§ What the task requires:
Identify, in the records below, every line where the string "Просвещение" appears, and copy each such line.

§ Source data:
________________

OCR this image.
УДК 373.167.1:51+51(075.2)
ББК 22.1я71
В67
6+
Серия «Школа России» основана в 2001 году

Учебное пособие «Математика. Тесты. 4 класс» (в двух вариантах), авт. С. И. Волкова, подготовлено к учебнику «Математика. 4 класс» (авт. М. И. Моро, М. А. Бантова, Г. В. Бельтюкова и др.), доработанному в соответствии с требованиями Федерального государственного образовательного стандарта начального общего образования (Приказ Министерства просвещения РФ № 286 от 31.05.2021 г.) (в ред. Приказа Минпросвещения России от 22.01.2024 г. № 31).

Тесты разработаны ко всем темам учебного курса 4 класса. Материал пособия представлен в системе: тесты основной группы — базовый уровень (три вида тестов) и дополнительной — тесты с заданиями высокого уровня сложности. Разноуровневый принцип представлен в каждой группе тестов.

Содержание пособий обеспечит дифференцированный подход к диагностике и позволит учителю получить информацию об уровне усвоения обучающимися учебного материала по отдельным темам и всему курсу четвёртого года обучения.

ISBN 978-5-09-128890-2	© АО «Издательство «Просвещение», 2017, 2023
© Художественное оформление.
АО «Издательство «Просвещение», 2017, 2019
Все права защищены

________________

§ Written answer:
ISBN 978-5-09-128890-2	© АО «Издательство «Просвещение», 2017, 2023
АО «Издательство «Просвещение», 2017, 2019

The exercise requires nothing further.